> [AIM] Note each line of the listing that contains the string "structure", and copy it.

┏━━

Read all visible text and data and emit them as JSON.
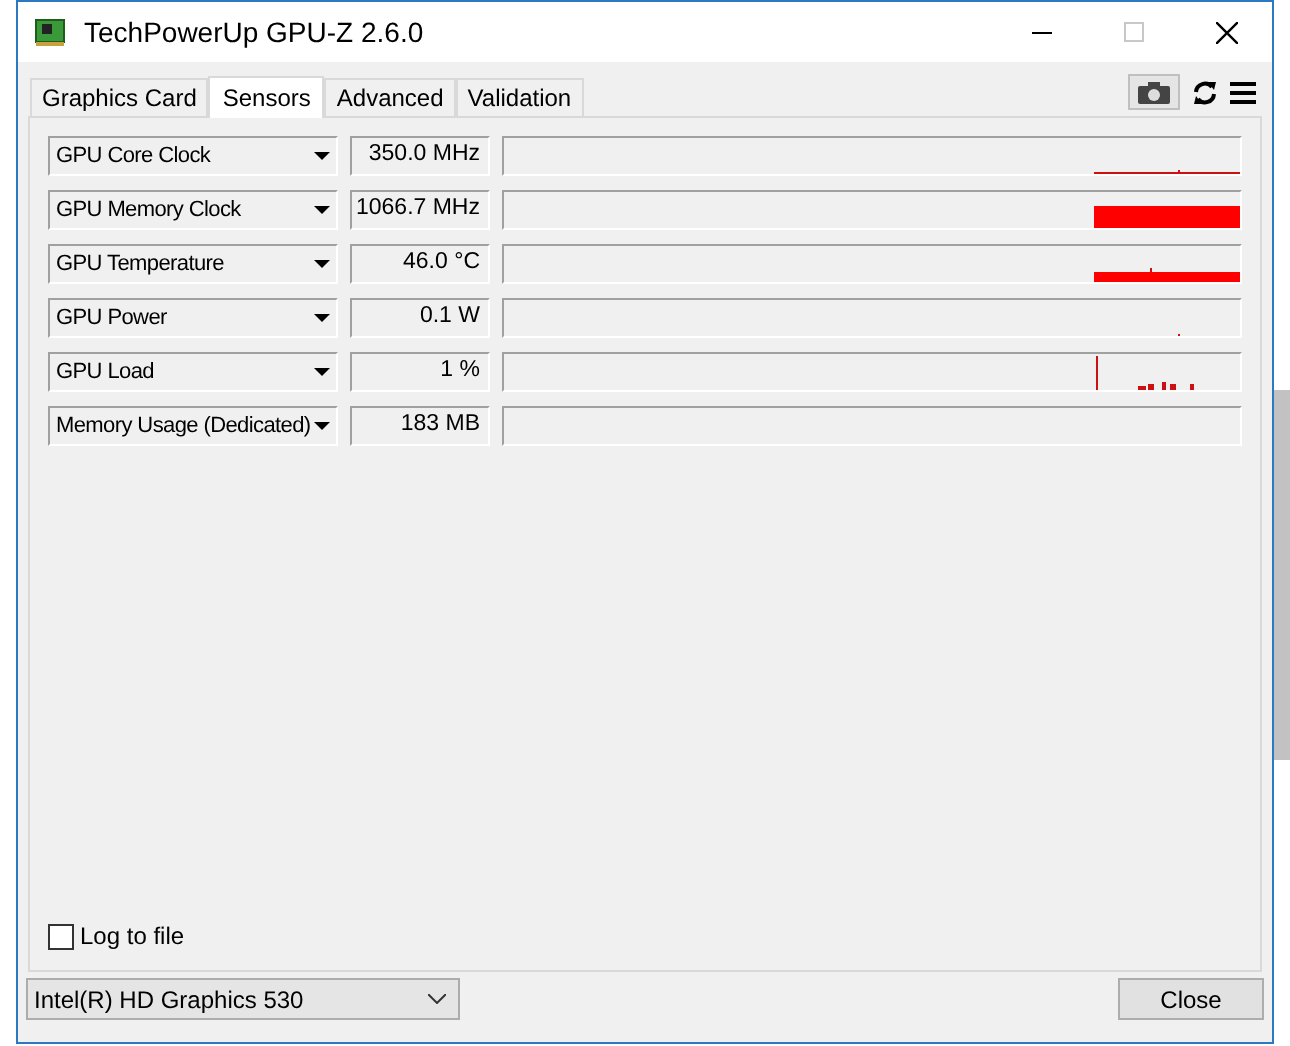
{
  "window": {
    "title": "TechPowerUp GPU-Z 2.6.0"
  },
  "tabs": [
    {
      "label": "Graphics Card",
      "selected": false
    },
    {
      "label": "Sensors",
      "selected": true
    },
    {
      "label": "Advanced",
      "selected": false
    },
    {
      "label": "Validation",
      "selected": false
    }
  ],
  "sensors": [
    {
      "name": "GPU Core Clock",
      "value": "350.0 MHz",
      "kind": "thin-line"
    },
    {
      "name": "GPU Memory Clock",
      "value": "1066.7 MHz",
      "kind": "tall-band"
    },
    {
      "name": "GPU Temperature",
      "value": "46.0 °C",
      "kind": "band"
    },
    {
      "name": "GPU Power",
      "value": "0.1 W",
      "kind": "dot"
    },
    {
      "name": "GPU Load",
      "value": "1 %",
      "kind": "spikes"
    },
    {
      "name": "Memory Usage (Dedicated)",
      "value": "183 MB",
      "kind": "empty"
    }
  ],
  "log_to_file": {
    "label": "Log to file",
    "checked": false
  },
  "gpu_select": {
    "value": "Intel(R) HD Graphics 530"
  },
  "close_button": {
    "label": "Close"
  }
}
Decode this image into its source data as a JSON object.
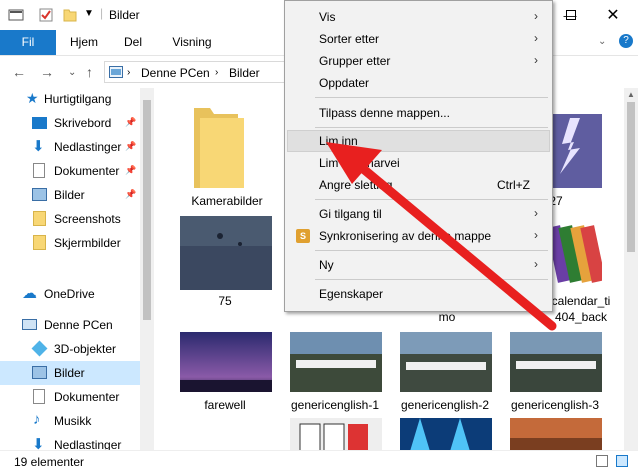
{
  "window": {
    "title": "Bilder",
    "minimize_icon": "minimize-icon",
    "maximize_icon": "maximize-icon",
    "close_icon": "close-icon"
  },
  "ribbon": {
    "tabs": [
      "Fil",
      "Hjem",
      "Del",
      "Visning"
    ],
    "accent_color": "#1979ca"
  },
  "address": {
    "crumbs": [
      "Denne PCen",
      "Bilder"
    ]
  },
  "sidebar": {
    "items": [
      {
        "label": "Hurtigtilgang",
        "icon": "star-icon",
        "pinned": false
      },
      {
        "label": "Skrivebord",
        "icon": "desktop-icon",
        "pinned": true
      },
      {
        "label": "Nedlastinger",
        "icon": "download-icon",
        "pinned": true
      },
      {
        "label": "Dokumenter",
        "icon": "document-icon",
        "pinned": true
      },
      {
        "label": "Bilder",
        "icon": "pictures-icon",
        "pinned": true
      },
      {
        "label": "Screenshots",
        "icon": "folder-icon",
        "pinned": false
      },
      {
        "label": "Skjermbilder",
        "icon": "folder-icon",
        "pinned": false
      },
      {
        "label": "OneDrive",
        "icon": "cloud-icon",
        "pinned": false
      },
      {
        "label": "Denne PCen",
        "icon": "computer-icon",
        "pinned": false
      },
      {
        "label": "3D-objekter",
        "icon": "cube-icon",
        "pinned": false
      },
      {
        "label": "Bilder",
        "icon": "pictures-icon",
        "pinned": false,
        "selected": true
      },
      {
        "label": "Dokumenter",
        "icon": "document-icon",
        "pinned": false
      },
      {
        "label": "Musikk",
        "icon": "music-icon",
        "pinned": false
      },
      {
        "label": "Nedlastinger",
        "icon": "download-icon",
        "pinned": false
      }
    ]
  },
  "files": [
    {
      "label": "Kamerabilder"
    },
    {
      "label": "27"
    },
    {
      "label": "75"
    },
    {
      "label": "mo"
    },
    {
      "label": "calendar_ti"
    },
    {
      "label": "404_back"
    },
    {
      "label": "farewell"
    },
    {
      "label": "genericenglish-1"
    },
    {
      "label": "genericenglish-2"
    },
    {
      "label": "genericenglish-3"
    }
  ],
  "status": {
    "count": "19 elementer"
  },
  "context_menu": {
    "items": [
      {
        "label": "Vis",
        "submenu": true
      },
      {
        "label": "Sorter etter",
        "submenu": true
      },
      {
        "label": "Grupper etter",
        "submenu": true
      },
      {
        "label": "Oppdater",
        "submenu": false
      },
      {
        "label": "Tilpass denne mappen...",
        "submenu": false
      },
      {
        "label": "Lim inn",
        "submenu": false,
        "highlighted": true
      },
      {
        "label": "Lim inn snarvei",
        "submenu": false
      },
      {
        "label": "Angre sletting",
        "shortcut": "Ctrl+Z"
      },
      {
        "label": "Gi tilgang til",
        "submenu": true
      },
      {
        "label": "Synkronisering av denne mappe",
        "submenu": true,
        "icon": "sync-icon"
      },
      {
        "label": "Ny",
        "submenu": true
      },
      {
        "label": "Egenskaper",
        "submenu": false
      }
    ]
  },
  "annotation": {
    "arrow_color": "#e8201f"
  }
}
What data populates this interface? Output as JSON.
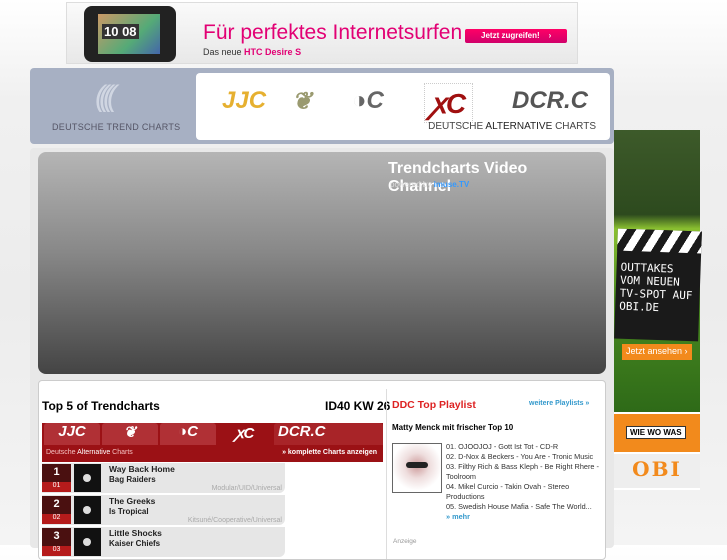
{
  "top_ad": {
    "headline": "Für perfektes Internetsurfen",
    "sub_prefix": "Das neue",
    "sub_product": "HTC Desire S",
    "button": "Jetzt zugreifen!",
    "clock": "10 08"
  },
  "header": {
    "brand": "DEUTSCHE TREND CHARTS",
    "logos": [
      "DDC",
      "DHC",
      "DDC2",
      "DAC",
      "DCRC"
    ],
    "logo_text": [
      "JJC",
      "❦",
      "◑C",
      "ꭗC",
      "DCR.C"
    ],
    "active_name_prefix": "DEUTSCHE",
    "active_name_bold": "ALTERNATIVE",
    "active_name_suffix": "CHARTS"
  },
  "video": {
    "title": "Trendcharts Video Channel",
    "powered_prefix": "powered by",
    "powered_brand": "imuse.TV"
  },
  "top5": {
    "title": "Top 5 of Trendcharts",
    "week": "ID40 KW 26",
    "tabs": [
      "JJC",
      "❦",
      "◑C",
      "ꭗC",
      "DCR.C"
    ],
    "active_tab": 3,
    "chart_prefix": "Deutsche",
    "chart_bold": "Alternative",
    "chart_suffix": "Charts",
    "more": "» komplette Charts anzeigen",
    "rows": [
      {
        "rank": "1",
        "prev": "01",
        "song": "Way Back Home",
        "artist": "Bag Raiders",
        "label": "Modular/UID/Universal"
      },
      {
        "rank": "2",
        "prev": "02",
        "song": "The Greeks",
        "artist": "Is Tropical",
        "label": "Kitsuné/Cooperative/Universal"
      },
      {
        "rank": "3",
        "prev": "03",
        "song": "Little Shocks",
        "artist": "Kaiser Chiefs",
        "label": ""
      }
    ]
  },
  "playlist": {
    "title": "DDC Top Playlist",
    "more": "weitere Playlists »",
    "subtitle": "Matty Menck mit frischer Top 10",
    "items": [
      "01. OJOOJOJ - Gott Ist Tot - CD-R",
      "02. D-Nox & Beckers - You Are - Tronic Music",
      "03. Filthy Rich & Bass Kleph - Be Right Rhere - Toolroom",
      "04. Mikel Curcio - Takin Ovah - Stereo Productions",
      "05. Swedish House Mafia - Safe The World..."
    ],
    "mehr": "» mehr",
    "anzeige": "Anzeige"
  },
  "side_ad": {
    "text": "OUTTAKES VOM NEUEN TV-SPOT AUF OBI.DE",
    "button": "Jetzt ansehen ›",
    "wie": "WIE WO WAS",
    "brand": "OBI"
  }
}
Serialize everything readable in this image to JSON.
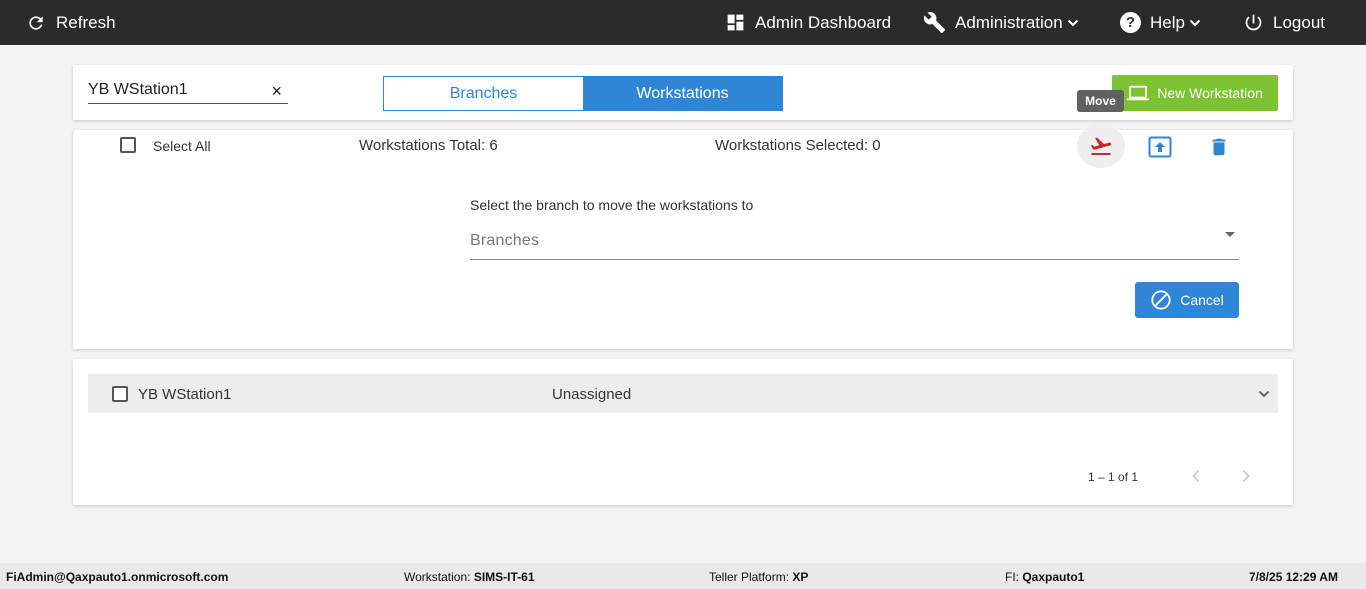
{
  "topbar": {
    "refresh_label": "Refresh",
    "admin_dashboard_label": "Admin Dashboard",
    "administration_label": "Administration",
    "help_label": "Help",
    "help_icon_glyph": "?",
    "logout_label": "Logout"
  },
  "search": {
    "value": "YB WStation1",
    "clear_glyph": "×"
  },
  "tabs": {
    "branches_label": "Branches",
    "workstations_label": "Workstations",
    "active": "Workstations"
  },
  "new_workstation_label": "New Workstation",
  "tooltip_label": "Move",
  "toolbar": {
    "select_all_label": "Select All",
    "total_label": "Workstations Total: 6",
    "selected_label": "Workstations Selected: 0"
  },
  "move_panel": {
    "instruction": "Select the branch to move the workstations to",
    "branch_placeholder": "Branches",
    "cancel_label": "Cancel"
  },
  "workstations": [
    {
      "name": "YB WStation1",
      "branch": "Unassigned"
    }
  ],
  "pager": {
    "range_label": "1 – 1 of 1"
  },
  "footer": {
    "user": "FiAdmin@Qaxpauto1.onmicrosoft.com",
    "workstation_label": "Workstation:",
    "workstation_value": "SIMS-IT-61",
    "platform_label": "Teller Platform:",
    "platform_value": "XP",
    "fi_label": "FI:",
    "fi_value": "Qaxpauto1",
    "datetime": "7/8/25 12:29 AM"
  },
  "colors": {
    "topbar": "#2b2b2b",
    "primary": "#2f86d6",
    "success": "#7cc231",
    "move_icon": "#c62828"
  }
}
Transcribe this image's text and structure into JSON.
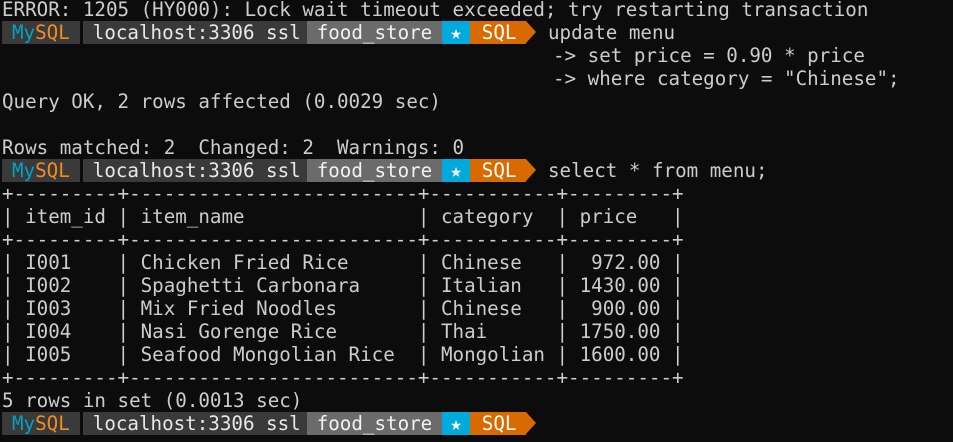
{
  "error_line": "ERROR: 1205 (HY000): Lock wait timeout exceeded; try restarting transaction",
  "prompt": {
    "mysql_my": "My",
    "mysql_sql": "SQL",
    "host": "localhost:3306 ssl",
    "database": "food_store",
    "star": "★",
    "mode": "SQL",
    "caret": ">"
  },
  "update_cmd": {
    "line1": " update menu",
    "cont_prefix": "-> ",
    "line2": "set price = 0.90 * price",
    "line3": "where category = \"Chinese\";"
  },
  "query_ok": "Query OK, 2 rows affected (0.0029 sec)",
  "rows_matched": "Rows matched: 2  Changed: 2  Warnings: 0",
  "select_cmd": " select * from menu;",
  "table": {
    "border": "+---------+-------------------------+-----------+---------+",
    "header": "| item_id | item_name               | category  | price   |",
    "rows": [
      "| I001    | Chicken Fried Rice      | Chinese   |  972.00 |",
      "| I002    | Spaghetti Carbonara     | Italian   | 1430.00 |",
      "| I003    | Mix Fried Noodles       | Chinese   |  900.00 |",
      "| I004    | Nasi Gorenge Rice       | Thai      | 1750.00 |",
      "| I005    | Seafood Mongolian Rice  | Mongolian | 1600.00 |"
    ]
  },
  "rows_in_set": "5 rows in set (0.0013 sec)",
  "final_caret": ">"
}
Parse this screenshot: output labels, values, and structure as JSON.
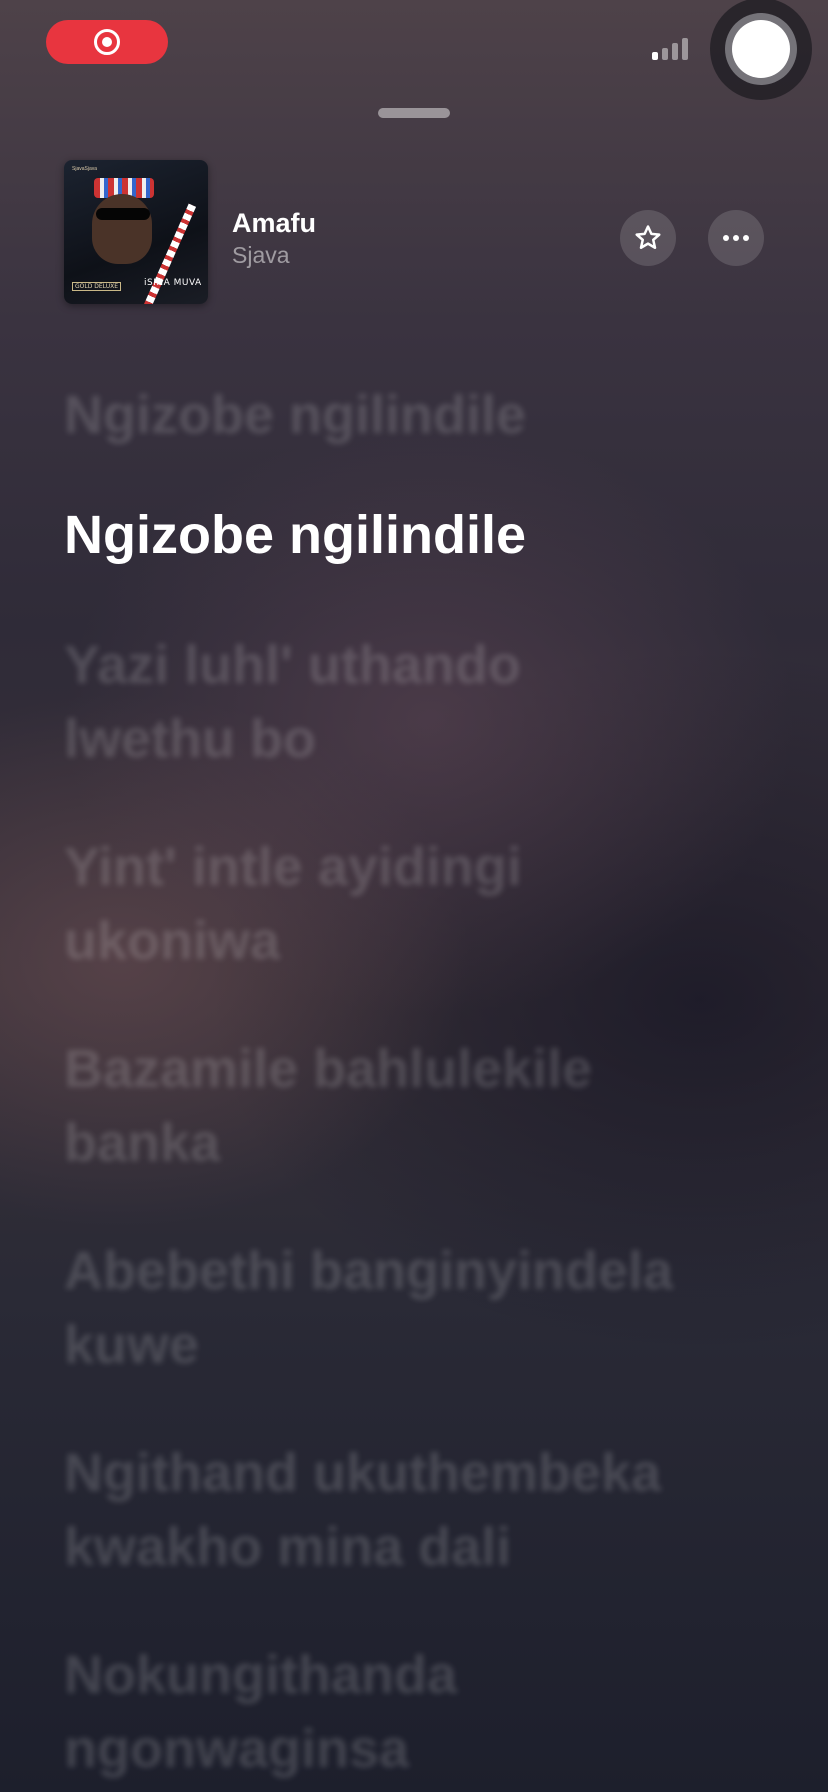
{
  "status_bar": {
    "recording_icon": "screen-record-icon",
    "signal_icon": "cellular-signal-icon",
    "assistive_icon": "assistive-touch-icon"
  },
  "artwork": {
    "top_text": "SjavaSjava",
    "label_left": "GOLD DELUXE",
    "label_right": "iSINA MUVA"
  },
  "now_playing": {
    "title": "Amafu",
    "artist": "Sjava",
    "favorite_icon": "star-icon",
    "more_icon": "ellipsis-icon"
  },
  "lyrics": {
    "previous": [
      "Ngizobe ngilindile"
    ],
    "current": "Ngizobe ngilindile",
    "upcoming": [
      [
        "Yazi luhl' uthando",
        "lwethu bo"
      ],
      [
        "Yint' intle ayidingi",
        "ukoniwa"
      ],
      [
        "Bazamile bahlulekile",
        "banka"
      ],
      [
        "Abebethi banginyindela",
        "kuwe"
      ],
      [
        "Ngithand ukuthembeka",
        "kwakho mina dali"
      ],
      [
        "Nokungithanda",
        "ngonwaginsa"
      ]
    ]
  },
  "colors": {
    "record_pill": "#e8353f",
    "text_primary": "#ffffff"
  }
}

┗━━

> [FULL OUTPUT]
Transcribe this image's text and structure into JSON.
Parse this screenshot: output labels, values, and structure as JSON.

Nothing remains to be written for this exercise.